#### PROBLEM TO SOLVE:
Extract the lines that carry the string "marker" from the listing.

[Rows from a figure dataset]
-- Begin --

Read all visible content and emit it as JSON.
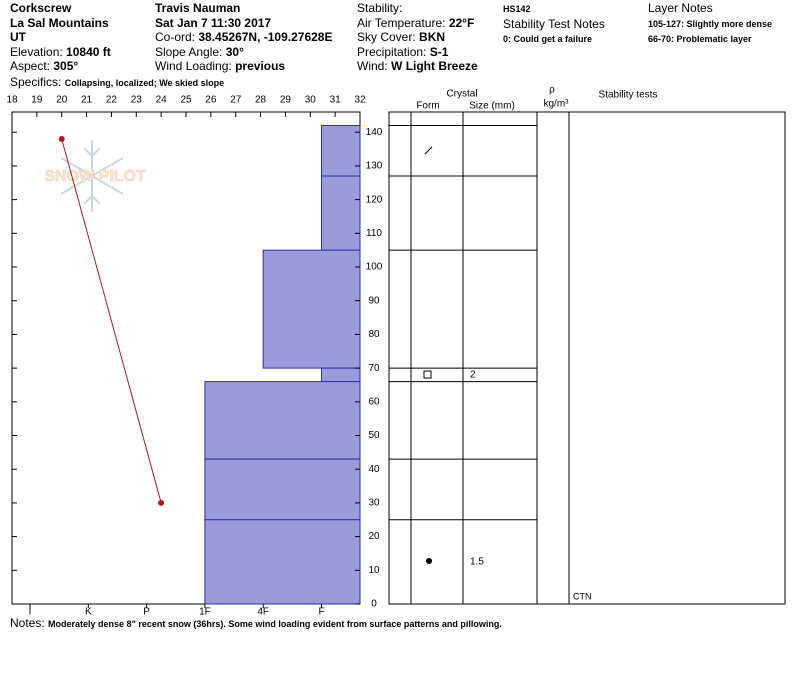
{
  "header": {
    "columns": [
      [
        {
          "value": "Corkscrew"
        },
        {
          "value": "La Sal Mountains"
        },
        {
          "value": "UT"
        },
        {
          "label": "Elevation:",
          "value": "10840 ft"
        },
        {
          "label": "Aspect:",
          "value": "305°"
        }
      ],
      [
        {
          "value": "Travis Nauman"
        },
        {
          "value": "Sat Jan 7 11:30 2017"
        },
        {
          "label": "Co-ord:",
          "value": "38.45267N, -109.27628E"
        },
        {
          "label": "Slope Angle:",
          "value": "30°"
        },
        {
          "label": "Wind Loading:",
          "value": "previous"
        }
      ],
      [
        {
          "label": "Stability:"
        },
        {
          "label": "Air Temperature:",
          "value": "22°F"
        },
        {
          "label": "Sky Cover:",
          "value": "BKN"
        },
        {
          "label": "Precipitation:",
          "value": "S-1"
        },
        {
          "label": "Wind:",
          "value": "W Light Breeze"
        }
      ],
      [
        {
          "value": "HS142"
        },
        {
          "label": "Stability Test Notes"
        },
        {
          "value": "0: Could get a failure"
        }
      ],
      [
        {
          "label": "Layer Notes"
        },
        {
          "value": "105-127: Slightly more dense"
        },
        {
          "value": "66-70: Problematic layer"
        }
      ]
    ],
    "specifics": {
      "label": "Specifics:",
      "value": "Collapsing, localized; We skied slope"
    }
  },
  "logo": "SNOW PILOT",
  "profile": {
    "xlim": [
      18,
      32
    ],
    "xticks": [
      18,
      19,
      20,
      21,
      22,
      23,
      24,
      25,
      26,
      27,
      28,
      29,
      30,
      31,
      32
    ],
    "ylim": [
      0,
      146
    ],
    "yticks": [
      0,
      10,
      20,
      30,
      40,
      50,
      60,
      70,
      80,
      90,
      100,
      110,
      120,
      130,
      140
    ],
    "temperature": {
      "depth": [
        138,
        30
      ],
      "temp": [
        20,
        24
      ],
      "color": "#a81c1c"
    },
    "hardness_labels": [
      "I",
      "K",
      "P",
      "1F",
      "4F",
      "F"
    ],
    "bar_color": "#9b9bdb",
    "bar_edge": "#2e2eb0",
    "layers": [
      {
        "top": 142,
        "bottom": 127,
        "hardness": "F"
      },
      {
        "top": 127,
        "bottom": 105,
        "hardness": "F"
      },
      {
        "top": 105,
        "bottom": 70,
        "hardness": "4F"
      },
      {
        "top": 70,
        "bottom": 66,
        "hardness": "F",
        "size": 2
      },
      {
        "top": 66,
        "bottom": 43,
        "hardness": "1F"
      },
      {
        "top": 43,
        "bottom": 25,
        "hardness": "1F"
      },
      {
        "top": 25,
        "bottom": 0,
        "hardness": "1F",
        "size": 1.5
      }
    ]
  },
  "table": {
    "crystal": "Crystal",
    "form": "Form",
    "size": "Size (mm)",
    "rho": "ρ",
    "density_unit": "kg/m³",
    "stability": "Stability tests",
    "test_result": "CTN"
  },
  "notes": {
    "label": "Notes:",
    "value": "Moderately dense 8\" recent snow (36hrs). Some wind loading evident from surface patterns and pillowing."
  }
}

-- End --
-- Begin --

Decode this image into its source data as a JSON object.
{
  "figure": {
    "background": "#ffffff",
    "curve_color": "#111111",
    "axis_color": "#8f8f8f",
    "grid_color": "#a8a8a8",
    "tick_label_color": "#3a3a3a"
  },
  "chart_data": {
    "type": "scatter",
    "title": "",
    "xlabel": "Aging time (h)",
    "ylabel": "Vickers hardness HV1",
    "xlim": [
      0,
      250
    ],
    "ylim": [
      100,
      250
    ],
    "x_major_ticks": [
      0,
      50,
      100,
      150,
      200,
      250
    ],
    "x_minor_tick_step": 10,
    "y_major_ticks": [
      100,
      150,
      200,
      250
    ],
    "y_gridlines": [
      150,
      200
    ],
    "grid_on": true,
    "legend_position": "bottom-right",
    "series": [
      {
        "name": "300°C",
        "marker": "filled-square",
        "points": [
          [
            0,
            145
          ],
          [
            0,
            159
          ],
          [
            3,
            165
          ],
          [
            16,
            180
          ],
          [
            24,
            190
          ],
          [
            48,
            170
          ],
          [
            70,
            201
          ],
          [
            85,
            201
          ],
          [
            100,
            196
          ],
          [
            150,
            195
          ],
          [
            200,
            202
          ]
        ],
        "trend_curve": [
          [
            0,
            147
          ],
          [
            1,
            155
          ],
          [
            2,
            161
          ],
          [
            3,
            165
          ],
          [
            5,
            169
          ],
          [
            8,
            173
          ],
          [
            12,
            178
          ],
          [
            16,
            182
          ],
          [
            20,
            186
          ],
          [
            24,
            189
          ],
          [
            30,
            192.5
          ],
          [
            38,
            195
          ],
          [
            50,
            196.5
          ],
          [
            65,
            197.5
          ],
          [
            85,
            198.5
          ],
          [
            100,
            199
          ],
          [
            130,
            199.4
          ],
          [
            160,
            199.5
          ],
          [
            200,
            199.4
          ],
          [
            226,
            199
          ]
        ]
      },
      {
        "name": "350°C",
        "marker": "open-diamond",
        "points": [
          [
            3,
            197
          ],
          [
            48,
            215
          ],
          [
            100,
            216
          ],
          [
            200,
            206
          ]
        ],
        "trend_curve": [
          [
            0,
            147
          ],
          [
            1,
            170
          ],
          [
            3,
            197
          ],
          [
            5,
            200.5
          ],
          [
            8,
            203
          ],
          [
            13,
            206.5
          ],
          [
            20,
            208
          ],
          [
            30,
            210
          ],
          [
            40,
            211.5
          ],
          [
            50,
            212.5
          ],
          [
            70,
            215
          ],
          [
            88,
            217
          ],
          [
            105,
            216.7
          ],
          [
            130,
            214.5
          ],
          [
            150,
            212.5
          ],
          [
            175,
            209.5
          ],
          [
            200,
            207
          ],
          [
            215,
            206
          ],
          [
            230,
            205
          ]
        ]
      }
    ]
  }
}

-- End --

#### SOLUTION:
        "marker": "filled-square",
        "marker": "open-diamond",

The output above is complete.